───── DATA FOR THIS EXERCISE ─────
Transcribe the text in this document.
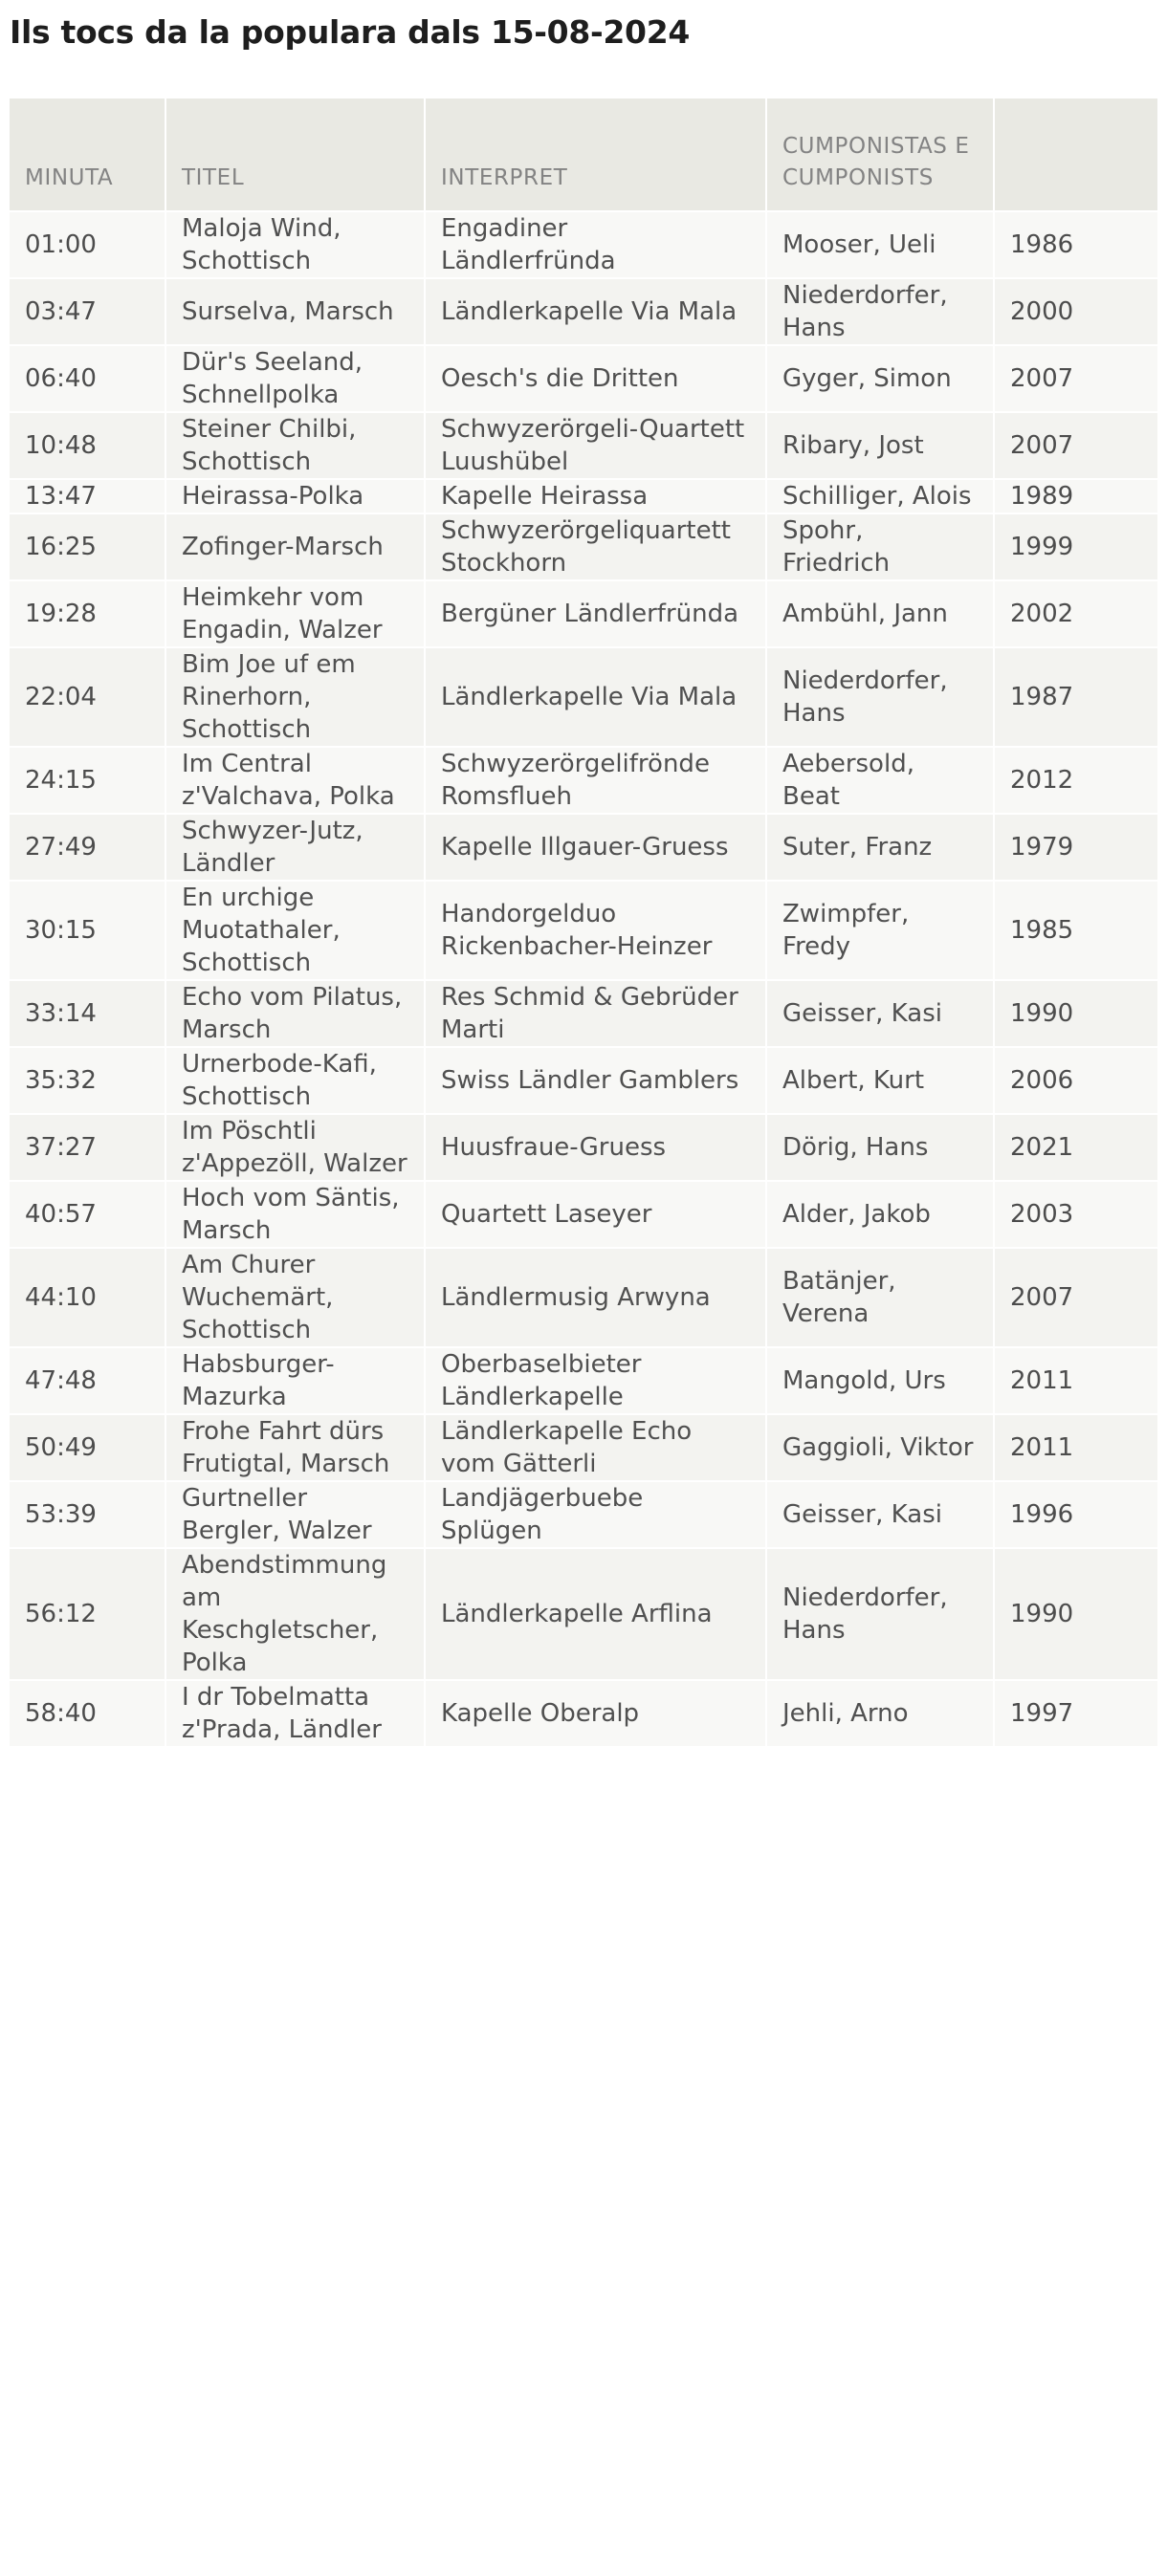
Ils tocs da la populara dals 15-08-2024
MINUTA	TITEL	INTERPRET	CUMPONISTAS E CUMPONISTS	
01:00	Maloja Wind, Schottisch	Engadiner Ländlerfründa	Mooser, Ueli	1986
03:47	Surselva, Marsch	Ländlerkapelle Via Mala	Niederdorfer, Hans	2000
06:40	Dür's Seeland, Schnellpolka	Oesch's die Dritten	Gyger, Simon	2007
10:48	Steiner Chilbi, Schottisch	Schwyzerörgeli-Quartett Luushübel	Ribary, Jost	2007
13:47	Heirassa-Polka	Kapelle Heirassa	Schilliger, Alois	1989
16:25	Zofinger-Marsch	Schwyzerörgeliquartett Stockhorn	Spohr, Friedrich	1999
19:28	Heimkehr vom Engadin, Walzer	Bergüner Ländlerfründa	Ambühl, Jann	2002
22:04	Bim Joe uf em Rinerhorn, Schottisch	Ländlerkapelle Via Mala	Niederdorfer, Hans	1987
24:15	Im Central z'Valchava, Polka	Schwyzerörgelifrönde Romsflueh	Aebersold, Beat	2012
27:49	Schwyzer-Jutz, Ländler	Kapelle Illgauer-Gruess	Suter, Franz	1979
30:15	En urchige Muotathaler, Schottisch	Handorgelduo Rickenbacher-Heinzer	Zwimpfer, Fredy	1985
33:14	Echo vom Pilatus, Marsch	Res Schmid & Gebrüder Marti	Geisser, Kasi	1990
35:32	Urnerbode-Kafi, Schottisch	Swiss Ländler Gamblers	Albert, Kurt	2006
37:27	Im Pöschtli z'Appezöll, Walzer	Huusfraue-Gruess	Dörig, Hans	2021
40:57	Hoch vom Säntis, Marsch	Quartett Laseyer	Alder, Jakob	2003
44:10	Am Churer Wuchemärt, Schottisch	Ländlermusig Arwyna	Batänjer, Verena	2007
47:48	Habsburger-Mazurka	Oberbaselbieter Ländlerkapelle	Mangold, Urs	2011
50:49	Frohe Fahrt dürs Frutigtal, Marsch	Ländlerkapelle Echo vom Gätterli	Gaggioli, Viktor	2011
53:39	Gurtneller Bergler, Walzer	Landjägerbuebe Splügen	Geisser, Kasi	1996
56:12	Abendstimmung am Keschgletscher, Polka	Ländlerkapelle Arflina	Niederdorfer, Hans	1990
58:40	I dr Tobelmatta z'Prada, Ländler	Kapelle Oberalp	Jehli, Arno	1997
─────
# STATED PROBLEM
Which lines above hold the word "Schottisch"? Copy each of them.

# TASK RESPONSE
01:00	Maloja Wind, Schottisch	Engadiner Ländlerfründa	Mooser, Ueli	1986
10:48	Steiner Chilbi, Schottisch	Schwyzerörgeli-Quartett Luushübel	Ribary, Jost	2007
22:04	Bim Joe uf em Rinerhorn, Schottisch	Ländlerkapelle Via Mala	Niederdorfer, Hans	1987
30:15	En urchige Muotathaler, Schottisch	Handorgelduo Rickenbacher-Heinzer	Zwimpfer, Fredy	1985
35:32	Urnerbode-Kafi, Schottisch	Swiss Ländler Gamblers	Albert, Kurt	2006
44:10	Am Churer Wuchemärt, Schottisch	Ländlermusig Arwyna	Batänjer, Verena	2007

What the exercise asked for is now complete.